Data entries
····················

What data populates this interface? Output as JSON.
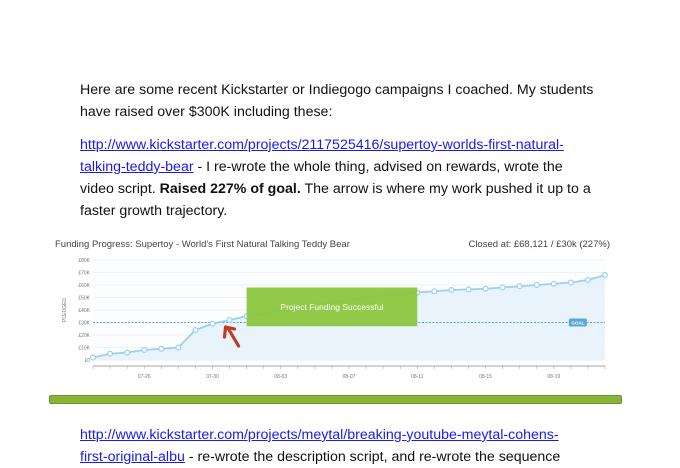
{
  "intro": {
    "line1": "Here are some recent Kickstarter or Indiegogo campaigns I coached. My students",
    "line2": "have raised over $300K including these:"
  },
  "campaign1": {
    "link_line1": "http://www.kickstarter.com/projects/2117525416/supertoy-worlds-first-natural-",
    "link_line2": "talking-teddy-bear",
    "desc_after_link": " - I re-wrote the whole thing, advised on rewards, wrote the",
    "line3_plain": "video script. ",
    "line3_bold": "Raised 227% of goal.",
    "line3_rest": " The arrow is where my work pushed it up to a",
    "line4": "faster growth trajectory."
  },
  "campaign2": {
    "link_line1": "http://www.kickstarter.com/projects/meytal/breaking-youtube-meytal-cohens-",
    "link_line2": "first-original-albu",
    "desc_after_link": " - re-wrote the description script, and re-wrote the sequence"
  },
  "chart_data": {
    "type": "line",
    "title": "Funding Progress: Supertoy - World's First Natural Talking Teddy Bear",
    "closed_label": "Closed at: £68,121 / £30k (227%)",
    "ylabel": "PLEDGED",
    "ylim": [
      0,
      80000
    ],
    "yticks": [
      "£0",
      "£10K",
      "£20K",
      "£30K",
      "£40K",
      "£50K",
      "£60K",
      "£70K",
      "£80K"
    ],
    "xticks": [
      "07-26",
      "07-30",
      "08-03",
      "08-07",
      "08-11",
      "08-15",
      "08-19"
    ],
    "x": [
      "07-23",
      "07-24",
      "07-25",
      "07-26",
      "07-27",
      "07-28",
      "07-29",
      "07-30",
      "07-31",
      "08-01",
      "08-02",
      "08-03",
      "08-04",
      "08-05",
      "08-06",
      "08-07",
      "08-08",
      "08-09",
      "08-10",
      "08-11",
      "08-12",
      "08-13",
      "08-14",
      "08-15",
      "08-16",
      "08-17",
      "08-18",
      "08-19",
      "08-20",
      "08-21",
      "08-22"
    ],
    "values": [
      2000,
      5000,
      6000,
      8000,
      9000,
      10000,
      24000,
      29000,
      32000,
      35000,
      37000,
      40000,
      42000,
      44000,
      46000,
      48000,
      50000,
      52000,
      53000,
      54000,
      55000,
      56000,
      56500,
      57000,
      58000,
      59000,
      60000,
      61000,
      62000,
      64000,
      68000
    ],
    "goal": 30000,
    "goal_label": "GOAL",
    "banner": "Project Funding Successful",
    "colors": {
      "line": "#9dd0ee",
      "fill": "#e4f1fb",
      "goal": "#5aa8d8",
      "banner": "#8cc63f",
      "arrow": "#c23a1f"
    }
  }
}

····················

→ Task directions
Restate the whole listing above exactly, please, omitting every image.

→ Task output
What data populates this interface? Output as JSON.
{
  "intro": {
    "line1": "Here are some recent Kickstarter or Indiegogo campaigns I coached. My students",
    "line2": "have raised over $300K including these:"
  },
  "campaign1": {
    "link_line1": "http://www.kickstarter.com/projects/2117525416/supertoy-worlds-first-natural-",
    "link_line2": "talking-teddy-bear",
    "desc_after_link": " - I re-wrote the whole thing, advised on rewards, wrote the",
    "line3_plain": "video script. ",
    "line3_bold": "Raised 227% of goal.",
    "line3_rest": " The arrow is where my work pushed it up to a",
    "line4": "faster growth trajectory."
  },
  "campaign2": {
    "link_line1": "http://www.kickstarter.com/projects/meytal/breaking-youtube-meytal-cohens-",
    "link_line2": "first-original-albu",
    "desc_after_link": " - re-wrote the description script, and re-wrote the sequence"
  },
  "chart_data": {
    "type": "line",
    "title": "Funding Progress: Supertoy - World's First Natural Talking Teddy Bear",
    "closed_label": "Closed at: £68,121 / £30k (227%)",
    "ylabel": "PLEDGED",
    "ylim": [
      0,
      80000
    ],
    "yticks": [
      "£0",
      "£10K",
      "£20K",
      "£30K",
      "£40K",
      "£50K",
      "£60K",
      "£70K",
      "£80K"
    ],
    "xticks": [
      "07-26",
      "07-30",
      "08-03",
      "08-07",
      "08-11",
      "08-15",
      "08-19"
    ],
    "x": [
      "07-23",
      "07-24",
      "07-25",
      "07-26",
      "07-27",
      "07-28",
      "07-29",
      "07-30",
      "07-31",
      "08-01",
      "08-02",
      "08-03",
      "08-04",
      "08-05",
      "08-06",
      "08-07",
      "08-08",
      "08-09",
      "08-10",
      "08-11",
      "08-12",
      "08-13",
      "08-14",
      "08-15",
      "08-16",
      "08-17",
      "08-18",
      "08-19",
      "08-20",
      "08-21",
      "08-22"
    ],
    "values": [
      2000,
      5000,
      6000,
      8000,
      9000,
      10000,
      24000,
      29000,
      32000,
      35000,
      37000,
      40000,
      42000,
      44000,
      46000,
      48000,
      50000,
      52000,
      53000,
      54000,
      55000,
      56000,
      56500,
      57000,
      58000,
      59000,
      60000,
      61000,
      62000,
      64000,
      68000
    ],
    "goal": 30000,
    "goal_label": "GOAL",
    "banner": "Project Funding Successful",
    "colors": {
      "line": "#9dd0ee",
      "fill": "#e4f1fb",
      "goal": "#5aa8d8",
      "banner": "#8cc63f",
      "arrow": "#c23a1f"
    }
  }
}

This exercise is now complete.